- _GIVEN INSTRUCTION_: Repeat the lines that follow, leaving nothing out.
─── RECORDS SUPPLIED ───
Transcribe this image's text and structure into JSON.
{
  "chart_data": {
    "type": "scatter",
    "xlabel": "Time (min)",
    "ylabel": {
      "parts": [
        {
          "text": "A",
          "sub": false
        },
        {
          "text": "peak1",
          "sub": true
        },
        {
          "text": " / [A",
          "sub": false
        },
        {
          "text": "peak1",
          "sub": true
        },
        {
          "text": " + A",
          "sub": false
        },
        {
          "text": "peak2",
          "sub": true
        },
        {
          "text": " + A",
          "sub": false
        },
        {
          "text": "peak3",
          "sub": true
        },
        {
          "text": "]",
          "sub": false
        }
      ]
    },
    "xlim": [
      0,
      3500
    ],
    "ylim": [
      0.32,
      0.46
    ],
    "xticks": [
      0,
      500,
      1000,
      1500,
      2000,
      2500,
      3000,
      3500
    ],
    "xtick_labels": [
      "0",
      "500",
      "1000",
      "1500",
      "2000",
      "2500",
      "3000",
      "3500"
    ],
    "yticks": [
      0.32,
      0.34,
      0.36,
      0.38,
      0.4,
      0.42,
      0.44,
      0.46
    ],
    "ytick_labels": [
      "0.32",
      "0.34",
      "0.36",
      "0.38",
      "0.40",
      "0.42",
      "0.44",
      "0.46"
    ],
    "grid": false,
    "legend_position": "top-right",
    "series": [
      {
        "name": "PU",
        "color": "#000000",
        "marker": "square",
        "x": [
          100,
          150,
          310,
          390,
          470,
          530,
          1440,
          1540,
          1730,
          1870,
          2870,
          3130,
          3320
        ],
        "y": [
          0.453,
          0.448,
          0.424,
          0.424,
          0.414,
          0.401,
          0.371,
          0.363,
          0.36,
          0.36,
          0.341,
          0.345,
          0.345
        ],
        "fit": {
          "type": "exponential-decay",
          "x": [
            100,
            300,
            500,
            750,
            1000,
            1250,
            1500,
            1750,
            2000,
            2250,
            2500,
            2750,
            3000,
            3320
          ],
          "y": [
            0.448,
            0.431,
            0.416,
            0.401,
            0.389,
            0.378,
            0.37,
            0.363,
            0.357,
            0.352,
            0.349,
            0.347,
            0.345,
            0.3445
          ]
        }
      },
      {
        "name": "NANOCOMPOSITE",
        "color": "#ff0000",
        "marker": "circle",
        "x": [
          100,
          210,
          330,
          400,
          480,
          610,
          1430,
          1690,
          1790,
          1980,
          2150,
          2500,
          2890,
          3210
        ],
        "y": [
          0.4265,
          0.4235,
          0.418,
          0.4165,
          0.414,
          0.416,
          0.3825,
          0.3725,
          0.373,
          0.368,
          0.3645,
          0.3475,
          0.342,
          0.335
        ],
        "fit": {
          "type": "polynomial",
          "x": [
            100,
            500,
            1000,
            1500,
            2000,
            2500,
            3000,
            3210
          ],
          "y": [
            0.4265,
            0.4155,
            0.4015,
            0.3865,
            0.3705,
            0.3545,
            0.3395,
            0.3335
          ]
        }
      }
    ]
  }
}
───
- _THE COMPLETED TASK_:
Transcribe this image's text and structure into JSON.
{
  "chart_data": {
    "type": "scatter",
    "xlabel": "Time (min)",
    "ylabel": {
      "parts": [
        {
          "text": "A",
          "sub": false
        },
        {
          "text": "peak1",
          "sub": true
        },
        {
          "text": " / [A",
          "sub": false
        },
        {
          "text": "peak1",
          "sub": true
        },
        {
          "text": " + A",
          "sub": false
        },
        {
          "text": "peak2",
          "sub": true
        },
        {
          "text": " + A",
          "sub": false
        },
        {
          "text": "peak3",
          "sub": true
        },
        {
          "text": "]",
          "sub": false
        }
      ]
    },
    "xlim": [
      0,
      3500
    ],
    "ylim": [
      0.32,
      0.46
    ],
    "xticks": [
      0,
      500,
      1000,
      1500,
      2000,
      2500,
      3000,
      3500
    ],
    "xtick_labels": [
      "0",
      "500",
      "1000",
      "1500",
      "2000",
      "2500",
      "3000",
      "3500"
    ],
    "yticks": [
      0.32,
      0.34,
      0.36,
      0.38,
      0.4,
      0.42,
      0.44,
      0.46
    ],
    "ytick_labels": [
      "0.32",
      "0.34",
      "0.36",
      "0.38",
      "0.40",
      "0.42",
      "0.44",
      "0.46"
    ],
    "grid": false,
    "legend_position": "top-right",
    "series": [
      {
        "name": "PU",
        "color": "#000000",
        "marker": "square",
        "x": [
          100,
          150,
          310,
          390,
          470,
          530,
          1440,
          1540,
          1730,
          1870,
          2870,
          3130,
          3320
        ],
        "y": [
          0.453,
          0.448,
          0.424,
          0.424,
          0.414,
          0.401,
          0.371,
          0.363,
          0.36,
          0.36,
          0.341,
          0.345,
          0.345
        ],
        "fit": {
          "type": "exponential-decay",
          "x": [
            100,
            300,
            500,
            750,
            1000,
            1250,
            1500,
            1750,
            2000,
            2250,
            2500,
            2750,
            3000,
            3320
          ],
          "y": [
            0.448,
            0.431,
            0.416,
            0.401,
            0.389,
            0.378,
            0.37,
            0.363,
            0.357,
            0.352,
            0.349,
            0.347,
            0.345,
            0.3445
          ]
        }
      },
      {
        "name": "NANOCOMPOSITE",
        "color": "#ff0000",
        "marker": "circle",
        "x": [
          100,
          210,
          330,
          400,
          480,
          610,
          1430,
          1690,
          1790,
          1980,
          2150,
          2500,
          2890,
          3210
        ],
        "y": [
          0.4265,
          0.4235,
          0.418,
          0.4165,
          0.414,
          0.416,
          0.3825,
          0.3725,
          0.373,
          0.368,
          0.3645,
          0.3475,
          0.342,
          0.335
        ],
        "fit": {
          "type": "polynomial",
          "x": [
            100,
            500,
            1000,
            1500,
            2000,
            2500,
            3000,
            3210
          ],
          "y": [
            0.4265,
            0.4155,
            0.4015,
            0.3865,
            0.3705,
            0.3545,
            0.3395,
            0.3335
          ]
        }
      }
    ]
  }
}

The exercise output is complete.